▸ Short problem
Each record is to be printed again precisely as it reads.

▸ Rows

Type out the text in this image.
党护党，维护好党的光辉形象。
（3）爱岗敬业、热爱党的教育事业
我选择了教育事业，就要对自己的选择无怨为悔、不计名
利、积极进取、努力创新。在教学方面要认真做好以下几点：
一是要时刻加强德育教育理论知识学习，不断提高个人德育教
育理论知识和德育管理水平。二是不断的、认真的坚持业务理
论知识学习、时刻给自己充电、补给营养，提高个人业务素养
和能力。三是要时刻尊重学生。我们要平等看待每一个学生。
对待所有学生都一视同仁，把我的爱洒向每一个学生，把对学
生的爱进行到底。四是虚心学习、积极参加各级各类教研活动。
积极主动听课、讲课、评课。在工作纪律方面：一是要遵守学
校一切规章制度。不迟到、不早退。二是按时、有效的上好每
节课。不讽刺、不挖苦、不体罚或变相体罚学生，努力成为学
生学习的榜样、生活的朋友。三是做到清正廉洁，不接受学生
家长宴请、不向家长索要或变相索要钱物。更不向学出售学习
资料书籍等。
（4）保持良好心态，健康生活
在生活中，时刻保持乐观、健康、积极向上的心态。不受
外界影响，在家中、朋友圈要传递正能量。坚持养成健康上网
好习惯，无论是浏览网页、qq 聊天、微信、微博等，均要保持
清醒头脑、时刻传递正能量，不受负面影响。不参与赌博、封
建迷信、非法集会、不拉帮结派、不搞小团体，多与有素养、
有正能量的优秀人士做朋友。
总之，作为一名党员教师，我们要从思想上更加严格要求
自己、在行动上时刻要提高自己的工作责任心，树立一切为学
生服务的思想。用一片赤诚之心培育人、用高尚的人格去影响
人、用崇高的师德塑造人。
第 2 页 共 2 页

▸ Result of the exercise
Type out the text in this image.
党护党，维护好党的光辉形象。
（3）爱岗敬业、热爱党的教育事业
我选择了教育事业，就要对自己的选择无怨为悔、不计名
利、积极进取、努力创新。在教学方面要认真做好以下几点：
一是要时刻加强德育教育理论知识学习，不断提高个人德育教
育理论知识和德育管理水平。二是不断的、认真的坚持业务理
论知识学习、时刻给自己充电、补给营养，提高个人业务素养
和能力。三是要时刻尊重学生。我们要平等看待每一个学生。
对待所有学生都一视同仁，把我的爱洒向每一个学生，把对学
生的爱进行到底。四是虚心学习、积极参加各级各类教研活动。
积极主动听课、讲课、评课。在工作纪律方面：一是要遵守学
校一切规章制度。不迟到、不早退。二是按时、有效的上好每
节课。不讽刺、不挖苦、不体罚或变相体罚学生，努力成为学
生学习的榜样、生活的朋友。三是做到清正廉洁，不接受学生
家长宴请、不向家长索要或变相索要钱物。更不向学出售学习
资料书籍等。
（4）保持良好心态，健康生活
在生活中，时刻保持乐观、健康、积极向上的心态。不受
外界影响，在家中、朋友圈要传递正能量。坚持养成健康上网
好习惯，无论是浏览网页、qq 聊天、微信、微博等，均要保持
清醒头脑、时刻传递正能量，不受负面影响。不参与赌博、封
建迷信、非法集会、不拉帮结派、不搞小团体，多与有素养、
有正能量的优秀人士做朋友。
总之，作为一名党员教师，我们要从思想上更加严格要求
自己、在行动上时刻要提高自己的工作责任心，树立一切为学
生服务的思想。用一片赤诚之心培育人、用高尚的人格去影响
人、用崇高的师德塑造人。
第 2 页 共 2 页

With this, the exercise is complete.